## BEGIN Exercise data
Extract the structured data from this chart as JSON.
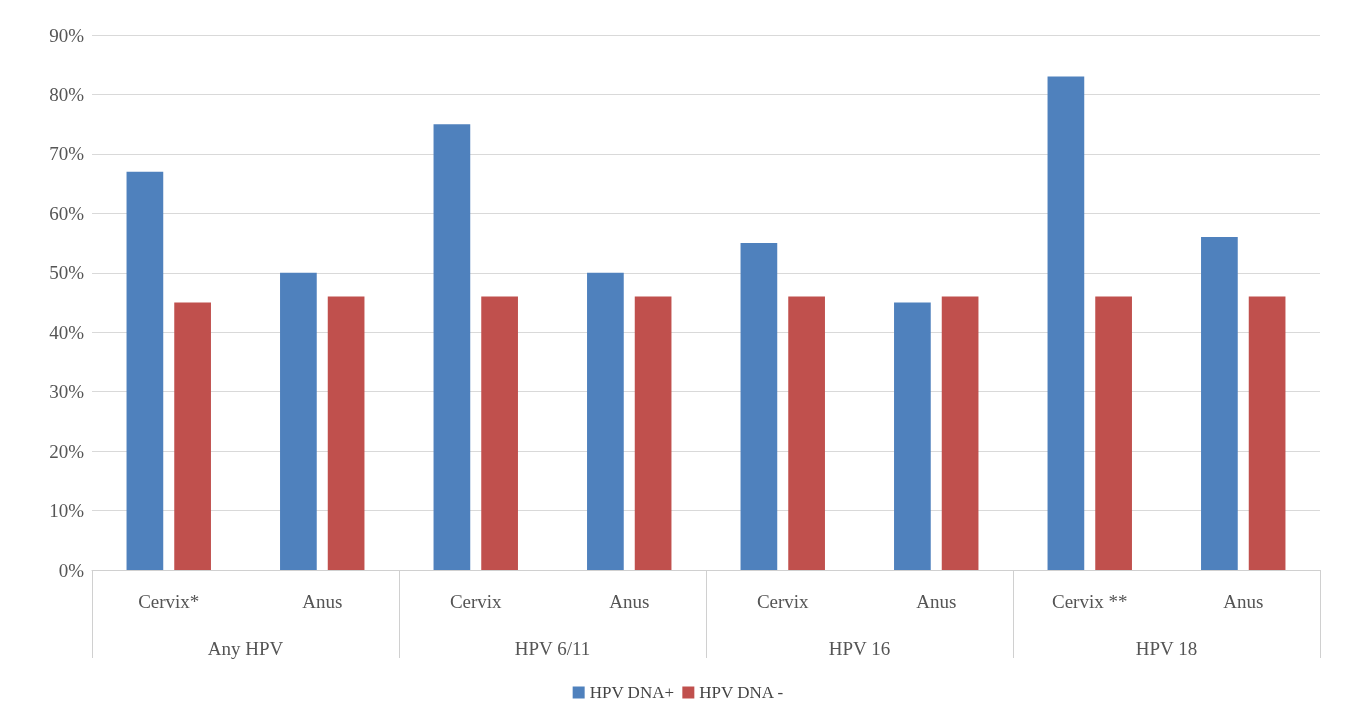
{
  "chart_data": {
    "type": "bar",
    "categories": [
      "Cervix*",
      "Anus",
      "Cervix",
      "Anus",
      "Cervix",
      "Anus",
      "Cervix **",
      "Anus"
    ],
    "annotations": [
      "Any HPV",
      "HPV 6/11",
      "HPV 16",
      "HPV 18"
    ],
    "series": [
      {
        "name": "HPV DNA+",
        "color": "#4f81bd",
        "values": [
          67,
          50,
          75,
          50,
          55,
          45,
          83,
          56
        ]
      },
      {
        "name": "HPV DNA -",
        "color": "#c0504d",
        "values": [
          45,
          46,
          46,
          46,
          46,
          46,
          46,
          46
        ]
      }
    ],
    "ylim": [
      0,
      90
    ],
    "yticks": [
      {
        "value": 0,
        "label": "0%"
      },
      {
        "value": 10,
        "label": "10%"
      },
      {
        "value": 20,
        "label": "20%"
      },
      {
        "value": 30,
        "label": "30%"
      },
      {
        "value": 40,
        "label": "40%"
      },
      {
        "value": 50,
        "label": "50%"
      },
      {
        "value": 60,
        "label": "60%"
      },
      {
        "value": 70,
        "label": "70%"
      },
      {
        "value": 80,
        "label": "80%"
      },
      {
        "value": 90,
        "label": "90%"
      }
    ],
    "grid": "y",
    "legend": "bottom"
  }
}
## END Exercise data
## BEGIN Exercise data
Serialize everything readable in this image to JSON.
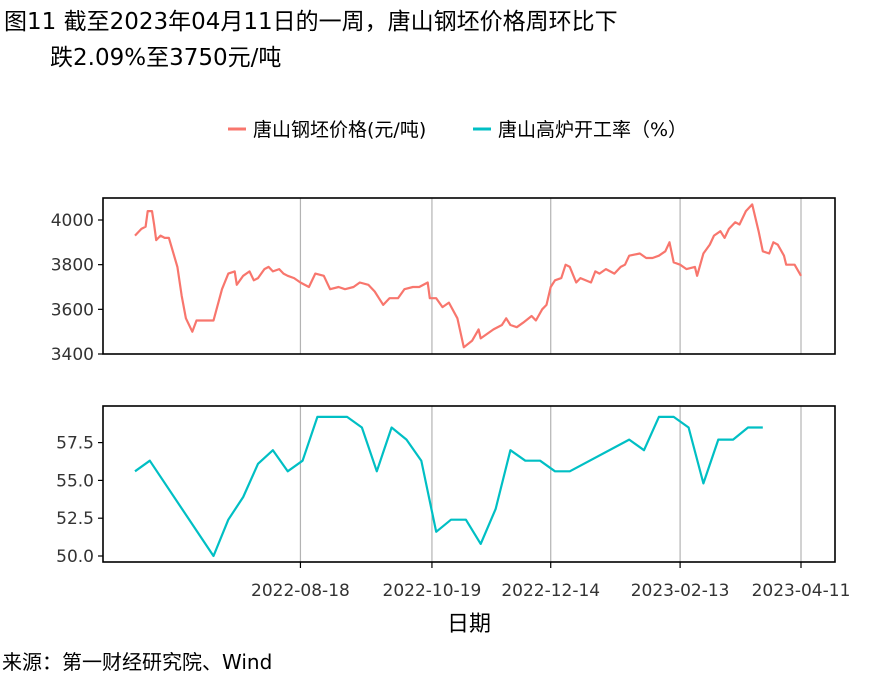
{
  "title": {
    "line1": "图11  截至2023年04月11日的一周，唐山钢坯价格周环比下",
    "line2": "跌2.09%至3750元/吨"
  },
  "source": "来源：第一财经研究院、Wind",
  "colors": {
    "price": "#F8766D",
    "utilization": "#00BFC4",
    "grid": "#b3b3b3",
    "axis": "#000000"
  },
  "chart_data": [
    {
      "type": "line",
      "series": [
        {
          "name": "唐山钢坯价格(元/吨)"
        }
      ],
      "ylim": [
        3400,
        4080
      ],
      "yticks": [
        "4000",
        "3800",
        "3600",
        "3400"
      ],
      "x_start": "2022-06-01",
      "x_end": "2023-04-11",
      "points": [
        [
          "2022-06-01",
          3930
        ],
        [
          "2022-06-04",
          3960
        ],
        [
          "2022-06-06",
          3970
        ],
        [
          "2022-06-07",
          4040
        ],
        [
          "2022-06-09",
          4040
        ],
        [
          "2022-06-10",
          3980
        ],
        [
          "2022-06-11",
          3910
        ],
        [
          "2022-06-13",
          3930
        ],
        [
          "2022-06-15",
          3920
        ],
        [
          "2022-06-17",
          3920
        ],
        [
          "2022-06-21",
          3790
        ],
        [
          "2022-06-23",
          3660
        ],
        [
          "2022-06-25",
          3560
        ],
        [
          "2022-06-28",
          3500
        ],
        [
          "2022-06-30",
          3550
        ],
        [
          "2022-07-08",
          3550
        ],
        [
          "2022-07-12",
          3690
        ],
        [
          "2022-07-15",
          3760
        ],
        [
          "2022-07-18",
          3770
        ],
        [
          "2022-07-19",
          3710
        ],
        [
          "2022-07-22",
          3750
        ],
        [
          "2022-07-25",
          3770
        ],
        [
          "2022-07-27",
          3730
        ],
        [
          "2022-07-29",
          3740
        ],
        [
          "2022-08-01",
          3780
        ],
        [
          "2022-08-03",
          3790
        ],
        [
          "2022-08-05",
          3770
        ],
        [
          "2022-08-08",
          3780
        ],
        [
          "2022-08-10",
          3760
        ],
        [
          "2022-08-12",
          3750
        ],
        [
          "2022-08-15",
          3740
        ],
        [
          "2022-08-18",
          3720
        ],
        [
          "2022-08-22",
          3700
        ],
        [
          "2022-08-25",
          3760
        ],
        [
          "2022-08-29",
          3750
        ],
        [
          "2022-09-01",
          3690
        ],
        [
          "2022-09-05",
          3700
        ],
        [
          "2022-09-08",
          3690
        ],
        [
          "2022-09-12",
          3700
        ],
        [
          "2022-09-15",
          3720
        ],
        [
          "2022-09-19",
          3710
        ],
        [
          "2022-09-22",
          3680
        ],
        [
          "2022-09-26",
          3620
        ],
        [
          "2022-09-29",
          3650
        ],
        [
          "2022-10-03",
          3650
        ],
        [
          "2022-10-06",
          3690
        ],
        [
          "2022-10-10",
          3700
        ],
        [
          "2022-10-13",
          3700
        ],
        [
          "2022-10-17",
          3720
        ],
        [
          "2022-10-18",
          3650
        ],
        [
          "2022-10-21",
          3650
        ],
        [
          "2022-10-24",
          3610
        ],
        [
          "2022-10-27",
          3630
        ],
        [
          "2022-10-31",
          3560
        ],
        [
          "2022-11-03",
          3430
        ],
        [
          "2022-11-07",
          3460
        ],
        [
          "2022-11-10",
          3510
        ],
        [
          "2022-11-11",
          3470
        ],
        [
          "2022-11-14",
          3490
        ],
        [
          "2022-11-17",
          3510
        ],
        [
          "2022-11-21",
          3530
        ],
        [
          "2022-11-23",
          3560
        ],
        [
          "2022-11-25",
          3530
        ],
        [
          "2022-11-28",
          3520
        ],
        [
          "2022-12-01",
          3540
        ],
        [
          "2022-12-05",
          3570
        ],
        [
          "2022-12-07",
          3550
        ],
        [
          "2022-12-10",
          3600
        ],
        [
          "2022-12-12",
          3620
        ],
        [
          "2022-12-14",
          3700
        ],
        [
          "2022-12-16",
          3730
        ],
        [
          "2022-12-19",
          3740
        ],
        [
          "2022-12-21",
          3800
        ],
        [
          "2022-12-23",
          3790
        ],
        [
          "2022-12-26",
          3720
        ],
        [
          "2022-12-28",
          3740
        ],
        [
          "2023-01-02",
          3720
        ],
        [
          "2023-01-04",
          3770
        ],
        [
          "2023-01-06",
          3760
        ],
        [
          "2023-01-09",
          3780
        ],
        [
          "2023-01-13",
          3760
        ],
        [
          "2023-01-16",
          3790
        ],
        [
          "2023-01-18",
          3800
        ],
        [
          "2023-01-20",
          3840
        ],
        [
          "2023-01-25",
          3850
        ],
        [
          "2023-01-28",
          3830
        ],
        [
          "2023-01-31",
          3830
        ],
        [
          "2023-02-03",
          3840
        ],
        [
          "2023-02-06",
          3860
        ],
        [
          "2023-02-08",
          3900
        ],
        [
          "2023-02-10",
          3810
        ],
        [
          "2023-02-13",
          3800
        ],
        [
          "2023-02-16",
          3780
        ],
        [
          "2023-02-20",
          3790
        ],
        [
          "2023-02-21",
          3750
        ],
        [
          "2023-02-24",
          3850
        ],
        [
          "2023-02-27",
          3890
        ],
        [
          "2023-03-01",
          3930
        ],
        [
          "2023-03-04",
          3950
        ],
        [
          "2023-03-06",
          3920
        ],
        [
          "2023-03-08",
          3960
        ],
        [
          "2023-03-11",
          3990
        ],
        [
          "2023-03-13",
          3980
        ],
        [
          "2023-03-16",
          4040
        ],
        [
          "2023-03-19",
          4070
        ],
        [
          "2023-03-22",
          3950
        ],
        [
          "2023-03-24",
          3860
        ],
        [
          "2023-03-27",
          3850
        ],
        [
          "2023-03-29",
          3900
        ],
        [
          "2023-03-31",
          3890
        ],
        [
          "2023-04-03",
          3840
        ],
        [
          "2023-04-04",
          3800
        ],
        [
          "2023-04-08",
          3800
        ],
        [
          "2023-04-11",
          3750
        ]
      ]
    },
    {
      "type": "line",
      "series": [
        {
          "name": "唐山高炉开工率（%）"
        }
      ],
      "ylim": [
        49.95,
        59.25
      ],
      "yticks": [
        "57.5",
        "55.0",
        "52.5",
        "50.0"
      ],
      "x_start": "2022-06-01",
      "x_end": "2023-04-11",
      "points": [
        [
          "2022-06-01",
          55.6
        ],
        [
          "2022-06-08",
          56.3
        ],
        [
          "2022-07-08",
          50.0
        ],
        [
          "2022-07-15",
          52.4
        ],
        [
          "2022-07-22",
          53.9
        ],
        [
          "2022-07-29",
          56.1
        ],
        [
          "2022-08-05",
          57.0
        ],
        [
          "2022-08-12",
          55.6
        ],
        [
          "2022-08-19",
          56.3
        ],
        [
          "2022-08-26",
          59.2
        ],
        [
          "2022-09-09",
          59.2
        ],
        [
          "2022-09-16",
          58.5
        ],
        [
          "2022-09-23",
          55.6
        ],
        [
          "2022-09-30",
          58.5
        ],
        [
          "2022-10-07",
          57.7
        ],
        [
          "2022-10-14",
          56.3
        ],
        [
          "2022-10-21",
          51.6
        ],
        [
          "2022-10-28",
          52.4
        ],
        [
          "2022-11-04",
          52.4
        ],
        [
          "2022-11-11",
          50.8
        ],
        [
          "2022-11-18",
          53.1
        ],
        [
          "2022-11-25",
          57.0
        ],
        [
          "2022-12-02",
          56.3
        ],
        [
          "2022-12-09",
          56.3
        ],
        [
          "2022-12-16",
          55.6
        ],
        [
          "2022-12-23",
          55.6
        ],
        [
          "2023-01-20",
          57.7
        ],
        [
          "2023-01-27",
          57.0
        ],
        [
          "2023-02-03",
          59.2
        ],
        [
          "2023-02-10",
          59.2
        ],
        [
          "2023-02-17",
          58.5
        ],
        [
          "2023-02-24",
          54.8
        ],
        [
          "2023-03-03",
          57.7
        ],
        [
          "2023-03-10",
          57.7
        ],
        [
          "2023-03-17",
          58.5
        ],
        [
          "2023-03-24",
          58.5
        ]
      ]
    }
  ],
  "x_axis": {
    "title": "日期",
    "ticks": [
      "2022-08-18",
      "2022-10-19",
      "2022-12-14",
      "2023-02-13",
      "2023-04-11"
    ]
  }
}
## END Exercise data
Task requirements => What is the number of lines above that contain the string "name"? Answer with the number alone.

Task solution => 4